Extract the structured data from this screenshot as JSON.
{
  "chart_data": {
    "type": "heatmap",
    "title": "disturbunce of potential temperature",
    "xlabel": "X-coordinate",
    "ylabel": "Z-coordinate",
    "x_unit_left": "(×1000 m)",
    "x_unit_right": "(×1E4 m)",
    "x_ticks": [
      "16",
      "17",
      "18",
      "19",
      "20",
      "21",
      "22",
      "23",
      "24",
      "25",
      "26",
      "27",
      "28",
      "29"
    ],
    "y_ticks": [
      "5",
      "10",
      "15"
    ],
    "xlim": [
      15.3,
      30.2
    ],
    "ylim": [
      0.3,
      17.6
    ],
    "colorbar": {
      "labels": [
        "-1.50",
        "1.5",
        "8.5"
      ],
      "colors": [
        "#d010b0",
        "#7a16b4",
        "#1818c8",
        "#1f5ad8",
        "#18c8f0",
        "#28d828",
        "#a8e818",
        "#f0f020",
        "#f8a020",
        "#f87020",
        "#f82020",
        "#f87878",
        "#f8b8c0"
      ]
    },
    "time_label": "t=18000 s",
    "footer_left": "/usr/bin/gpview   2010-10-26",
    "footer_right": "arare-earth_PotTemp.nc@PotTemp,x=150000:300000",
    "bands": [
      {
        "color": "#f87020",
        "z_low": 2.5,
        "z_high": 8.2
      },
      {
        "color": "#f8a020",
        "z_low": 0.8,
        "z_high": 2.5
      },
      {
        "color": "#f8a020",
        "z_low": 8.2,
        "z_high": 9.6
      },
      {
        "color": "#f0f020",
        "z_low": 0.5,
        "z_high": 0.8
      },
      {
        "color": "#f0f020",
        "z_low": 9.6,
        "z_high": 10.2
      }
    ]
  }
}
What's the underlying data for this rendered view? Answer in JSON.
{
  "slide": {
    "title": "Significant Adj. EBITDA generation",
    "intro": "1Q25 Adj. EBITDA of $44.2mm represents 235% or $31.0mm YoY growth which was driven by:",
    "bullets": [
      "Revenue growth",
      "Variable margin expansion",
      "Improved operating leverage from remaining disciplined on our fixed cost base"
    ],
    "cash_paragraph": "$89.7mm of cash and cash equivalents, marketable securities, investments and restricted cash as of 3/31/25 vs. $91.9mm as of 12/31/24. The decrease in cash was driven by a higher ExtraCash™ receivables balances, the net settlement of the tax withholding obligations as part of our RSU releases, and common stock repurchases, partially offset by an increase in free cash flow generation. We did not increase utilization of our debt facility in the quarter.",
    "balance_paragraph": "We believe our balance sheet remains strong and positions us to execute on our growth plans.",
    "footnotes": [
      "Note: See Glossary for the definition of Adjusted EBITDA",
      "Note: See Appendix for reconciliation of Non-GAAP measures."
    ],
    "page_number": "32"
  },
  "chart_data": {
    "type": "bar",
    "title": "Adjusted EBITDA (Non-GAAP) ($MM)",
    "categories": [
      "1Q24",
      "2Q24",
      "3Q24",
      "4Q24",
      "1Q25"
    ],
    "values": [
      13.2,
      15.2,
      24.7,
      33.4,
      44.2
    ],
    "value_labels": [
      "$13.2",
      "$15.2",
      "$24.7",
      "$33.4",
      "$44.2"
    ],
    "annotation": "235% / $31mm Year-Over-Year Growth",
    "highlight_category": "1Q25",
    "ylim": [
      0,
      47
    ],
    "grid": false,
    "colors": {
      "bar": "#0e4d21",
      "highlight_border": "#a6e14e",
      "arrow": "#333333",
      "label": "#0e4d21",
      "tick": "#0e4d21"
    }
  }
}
----------
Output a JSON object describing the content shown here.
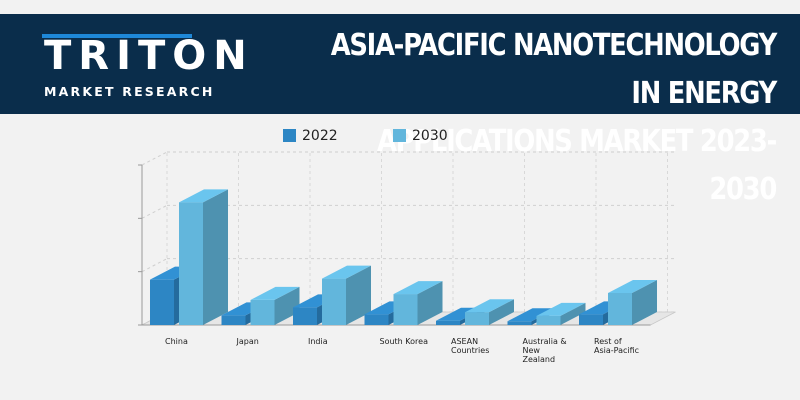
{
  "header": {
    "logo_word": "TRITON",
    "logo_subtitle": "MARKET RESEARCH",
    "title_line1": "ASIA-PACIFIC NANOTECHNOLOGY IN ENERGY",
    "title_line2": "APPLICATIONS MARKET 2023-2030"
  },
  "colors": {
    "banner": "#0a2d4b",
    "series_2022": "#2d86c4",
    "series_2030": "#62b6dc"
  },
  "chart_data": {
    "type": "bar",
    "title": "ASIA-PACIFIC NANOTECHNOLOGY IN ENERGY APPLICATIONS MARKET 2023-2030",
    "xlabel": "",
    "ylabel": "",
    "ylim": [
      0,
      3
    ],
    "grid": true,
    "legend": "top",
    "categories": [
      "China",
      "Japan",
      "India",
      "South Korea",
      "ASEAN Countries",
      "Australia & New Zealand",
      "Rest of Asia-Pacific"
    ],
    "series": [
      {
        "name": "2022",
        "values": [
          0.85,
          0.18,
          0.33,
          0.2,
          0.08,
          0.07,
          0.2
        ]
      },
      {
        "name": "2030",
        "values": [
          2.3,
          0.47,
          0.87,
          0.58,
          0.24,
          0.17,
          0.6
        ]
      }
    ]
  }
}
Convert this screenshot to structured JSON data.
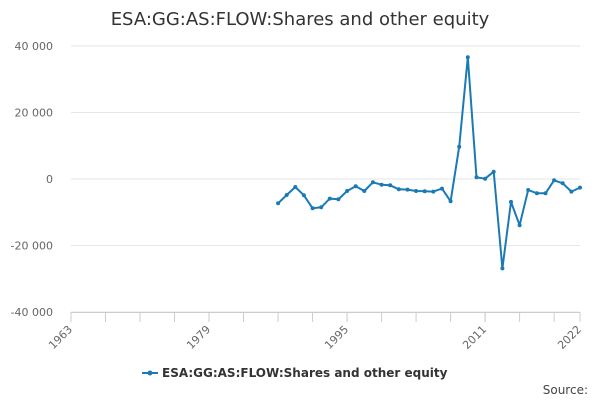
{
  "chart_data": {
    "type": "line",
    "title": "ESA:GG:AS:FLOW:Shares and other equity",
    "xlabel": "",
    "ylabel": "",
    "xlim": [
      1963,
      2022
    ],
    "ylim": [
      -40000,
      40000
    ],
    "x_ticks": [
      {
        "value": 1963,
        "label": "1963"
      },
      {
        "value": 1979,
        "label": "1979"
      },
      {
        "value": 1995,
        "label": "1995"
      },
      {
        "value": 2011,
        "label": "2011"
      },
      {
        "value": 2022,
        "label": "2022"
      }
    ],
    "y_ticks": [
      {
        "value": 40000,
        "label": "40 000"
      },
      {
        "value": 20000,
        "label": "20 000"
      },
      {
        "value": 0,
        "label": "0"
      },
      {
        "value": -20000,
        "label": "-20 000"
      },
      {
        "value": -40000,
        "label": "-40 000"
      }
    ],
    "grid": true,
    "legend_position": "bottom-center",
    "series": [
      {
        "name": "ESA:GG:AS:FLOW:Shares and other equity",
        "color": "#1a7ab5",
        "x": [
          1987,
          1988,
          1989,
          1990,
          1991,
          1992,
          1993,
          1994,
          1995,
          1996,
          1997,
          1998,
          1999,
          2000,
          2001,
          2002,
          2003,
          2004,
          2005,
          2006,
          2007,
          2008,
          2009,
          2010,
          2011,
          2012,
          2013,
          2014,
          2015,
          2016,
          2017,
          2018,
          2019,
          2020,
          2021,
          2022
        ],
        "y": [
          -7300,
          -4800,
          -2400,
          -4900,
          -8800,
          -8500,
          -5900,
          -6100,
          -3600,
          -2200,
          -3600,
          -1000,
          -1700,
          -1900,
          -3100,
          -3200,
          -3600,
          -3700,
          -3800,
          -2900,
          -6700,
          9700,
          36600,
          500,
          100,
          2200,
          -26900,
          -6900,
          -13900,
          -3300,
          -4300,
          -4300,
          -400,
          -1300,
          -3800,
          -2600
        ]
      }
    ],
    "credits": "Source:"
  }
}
----------
- _Task brief_:
List every line in the records above that contains the word "other".

- _The response_:
    "title": "ESA:GG:AS:FLOW:Shares and other equity",
        "name": "ESA:GG:AS:FLOW:Shares and other equity",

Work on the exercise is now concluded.